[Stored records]
'''

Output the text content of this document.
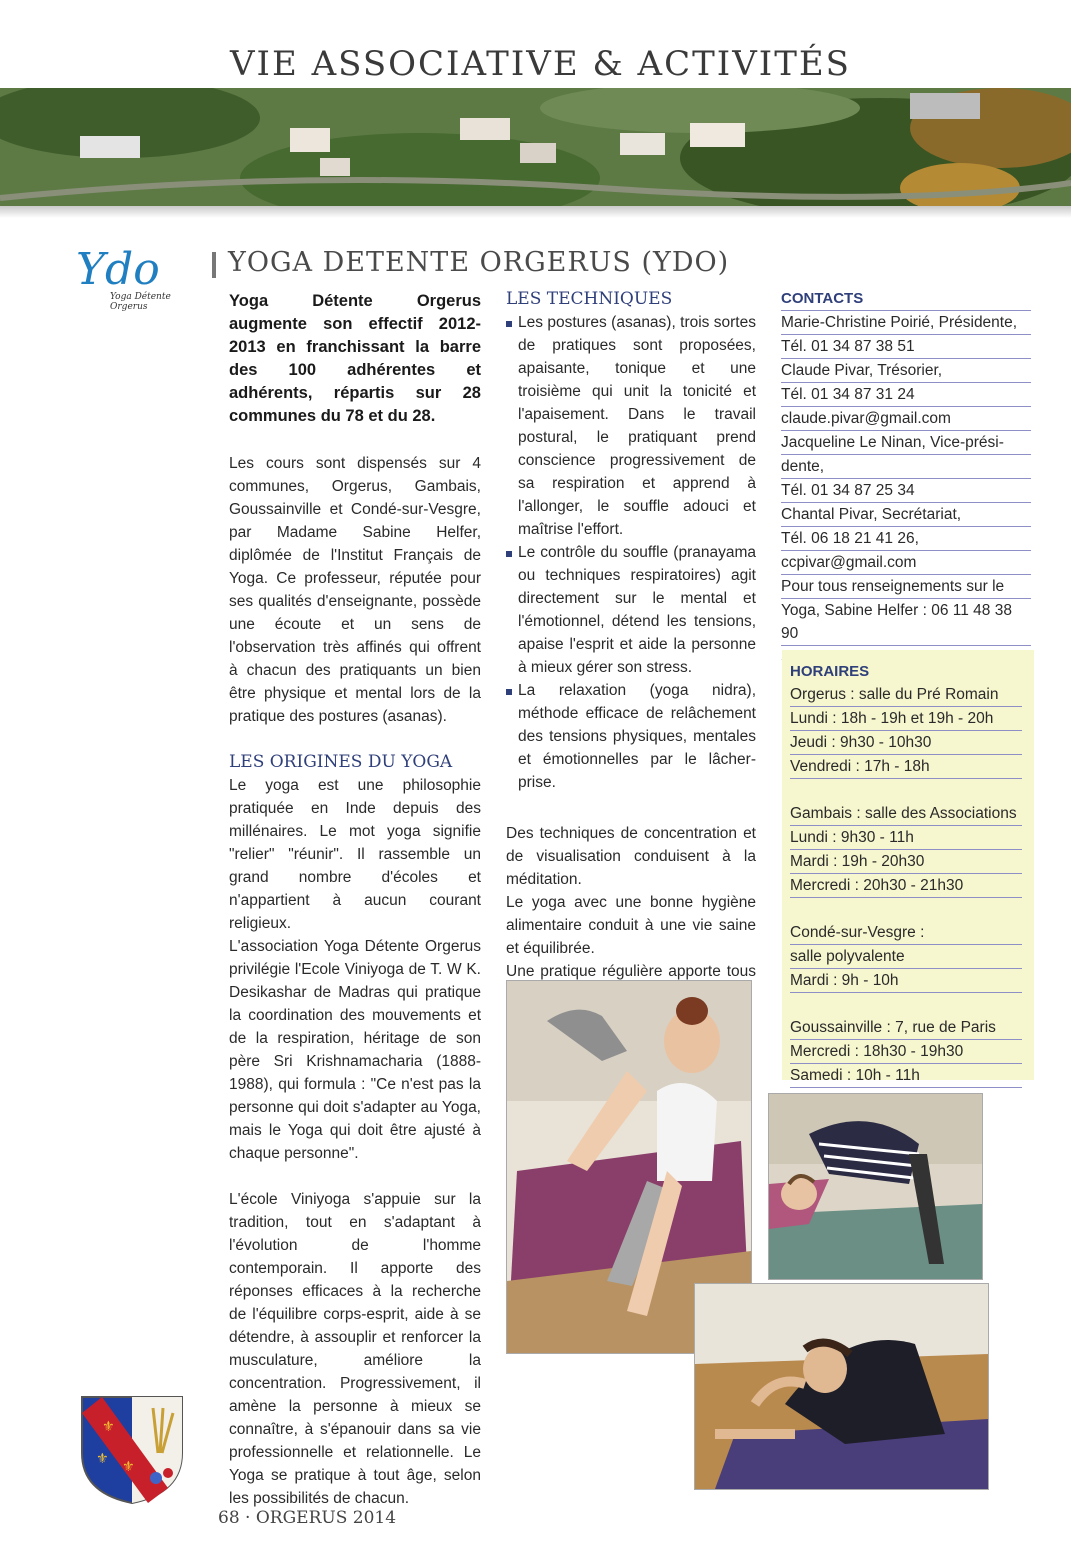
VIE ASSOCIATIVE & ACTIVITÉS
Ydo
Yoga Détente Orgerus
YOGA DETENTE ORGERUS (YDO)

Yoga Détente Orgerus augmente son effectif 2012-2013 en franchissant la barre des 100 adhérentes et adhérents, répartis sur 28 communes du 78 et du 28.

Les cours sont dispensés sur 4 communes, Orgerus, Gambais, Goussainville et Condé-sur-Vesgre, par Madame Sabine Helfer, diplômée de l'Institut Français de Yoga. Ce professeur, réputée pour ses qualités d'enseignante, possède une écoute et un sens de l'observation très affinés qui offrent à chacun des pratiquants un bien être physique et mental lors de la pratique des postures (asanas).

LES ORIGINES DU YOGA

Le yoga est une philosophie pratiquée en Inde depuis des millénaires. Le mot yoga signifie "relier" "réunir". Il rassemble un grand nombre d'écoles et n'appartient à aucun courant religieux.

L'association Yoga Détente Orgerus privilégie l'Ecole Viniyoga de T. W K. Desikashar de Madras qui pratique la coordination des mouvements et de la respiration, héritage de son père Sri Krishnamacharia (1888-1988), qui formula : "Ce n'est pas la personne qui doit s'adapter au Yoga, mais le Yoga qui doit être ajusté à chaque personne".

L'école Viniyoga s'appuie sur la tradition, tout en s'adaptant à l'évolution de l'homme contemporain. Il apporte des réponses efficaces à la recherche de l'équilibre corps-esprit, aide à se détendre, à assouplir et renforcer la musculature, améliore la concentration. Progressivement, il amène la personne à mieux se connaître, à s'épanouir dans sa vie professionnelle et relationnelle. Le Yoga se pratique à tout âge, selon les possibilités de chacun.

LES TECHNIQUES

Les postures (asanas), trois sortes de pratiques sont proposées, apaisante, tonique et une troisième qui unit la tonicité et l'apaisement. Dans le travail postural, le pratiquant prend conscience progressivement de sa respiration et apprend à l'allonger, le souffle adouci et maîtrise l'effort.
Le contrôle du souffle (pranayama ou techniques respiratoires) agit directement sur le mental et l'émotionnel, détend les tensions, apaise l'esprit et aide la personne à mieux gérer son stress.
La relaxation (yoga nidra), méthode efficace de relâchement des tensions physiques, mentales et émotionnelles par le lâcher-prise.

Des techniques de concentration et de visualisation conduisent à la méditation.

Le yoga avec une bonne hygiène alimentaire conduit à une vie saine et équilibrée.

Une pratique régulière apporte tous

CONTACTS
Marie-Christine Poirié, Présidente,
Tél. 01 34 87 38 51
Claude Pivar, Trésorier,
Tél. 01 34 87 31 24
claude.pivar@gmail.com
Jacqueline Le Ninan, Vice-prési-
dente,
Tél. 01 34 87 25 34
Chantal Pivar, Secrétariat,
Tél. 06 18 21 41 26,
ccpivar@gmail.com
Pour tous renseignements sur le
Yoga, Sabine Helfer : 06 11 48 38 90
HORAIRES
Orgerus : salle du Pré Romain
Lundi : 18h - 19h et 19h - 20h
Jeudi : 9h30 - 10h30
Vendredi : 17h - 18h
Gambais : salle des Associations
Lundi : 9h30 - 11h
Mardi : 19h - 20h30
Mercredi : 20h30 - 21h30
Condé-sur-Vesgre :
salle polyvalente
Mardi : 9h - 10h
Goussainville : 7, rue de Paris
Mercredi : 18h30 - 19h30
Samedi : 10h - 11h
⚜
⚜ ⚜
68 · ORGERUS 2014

'''

What the task requires: Exactly reproduce the entries above, minus the pictures.

Finished exercise:
Output the text content of this document.
VIE ASSOCIATIVE & ACTIVITÉS
Ydo
Yoga Détente Orgerus
YOGA DETENTE ORGERUS (YDO)

Yoga Détente Orgerus augmente son effectif 2012-2013 en franchissant la barre des 100 adhérentes et adhérents, répartis sur 28 communes du 78 et du 28.

Les cours sont dispensés sur 4 communes, Orgerus, Gambais, Goussainville et Condé-sur-Vesgre, par Madame Sabine Helfer, diplômée de l'Institut Français de Yoga. Ce professeur, réputée pour ses qualités d'enseignante, possède une écoute et un sens de l'observation très affinés qui offrent à chacun des pratiquants un bien être physique et mental lors de la pratique des postures (asanas).

LES ORIGINES DU YOGA

Le yoga est une philosophie pratiquée en Inde depuis des millénaires. Le mot yoga signifie "relier" "réunir". Il rassemble un grand nombre d'écoles et n'appartient à aucun courant religieux.

L'association Yoga Détente Orgerus privilégie l'Ecole Viniyoga de T. W K. Desikashar de Madras qui pratique la coordination des mouvements et de la respiration, héritage de son père Sri Krishnamacharia (1888-1988), qui formula : "Ce n'est pas la personne qui doit s'adapter au Yoga, mais le Yoga qui doit être ajusté à chaque personne".

L'école Viniyoga s'appuie sur la tradition, tout en s'adaptant à l'évolution de l'homme contemporain. Il apporte des réponses efficaces à la recherche de l'équilibre corps-esprit, aide à se détendre, à assouplir et renforcer la musculature, améliore la concentration. Progressivement, il amène la personne à mieux se connaître, à s'épanouir dans sa vie professionnelle et relationnelle. Le Yoga se pratique à tout âge, selon les possibilités de chacun.

LES TECHNIQUES

Les postures (asanas), trois sortes de pratiques sont proposées, apaisante, tonique et une troisième qui unit la tonicité et l'apaisement. Dans le travail postural, le pratiquant prend conscience progressivement de sa respiration et apprend à l'allonger, le souffle adouci et maîtrise l'effort.
Le contrôle du souffle (pranayama ou techniques respiratoires) agit directement sur le mental et l'émotionnel, détend les tensions, apaise l'esprit et aide la personne à mieux gérer son stress.
La relaxation (yoga nidra), méthode efficace de relâchement des tensions physiques, mentales et émotionnelles par le lâcher-prise.

Des techniques de concentration et de visualisation conduisent à la méditation.

Le yoga avec une bonne hygiène alimentaire conduit à une vie saine et équilibrée.

Une pratique régulière apporte tous

CONTACTS
Marie-Christine Poirié, Présidente,
Tél. 01 34 87 38 51
Claude Pivar, Trésorier,
Tél. 01 34 87 31 24
claude.pivar@gmail.com
Jacqueline Le Ninan, Vice-prési-
dente,
Tél. 01 34 87 25 34
Chantal Pivar, Secrétariat,
Tél. 06 18 21 41 26,
ccpivar@gmail.com
Pour tous renseignements sur le
Yoga, Sabine Helfer : 06 11 48 38 90
HORAIRES
Orgerus : salle du Pré Romain
Lundi : 18h - 19h et 19h - 20h
Jeudi : 9h30 - 10h30
Vendredi : 17h - 18h
Gambais : salle des Associations
Lundi : 9h30 - 11h
Mardi : 19h - 20h30
Mercredi : 20h30 - 21h30
Condé-sur-Vesgre :
salle polyvalente
Mardi : 9h - 10h
Goussainville : 7, rue de Paris
Mercredi : 18h30 - 19h30
Samedi : 10h - 11h
⚜
⚜ ⚜
68 · ORGERUS 2014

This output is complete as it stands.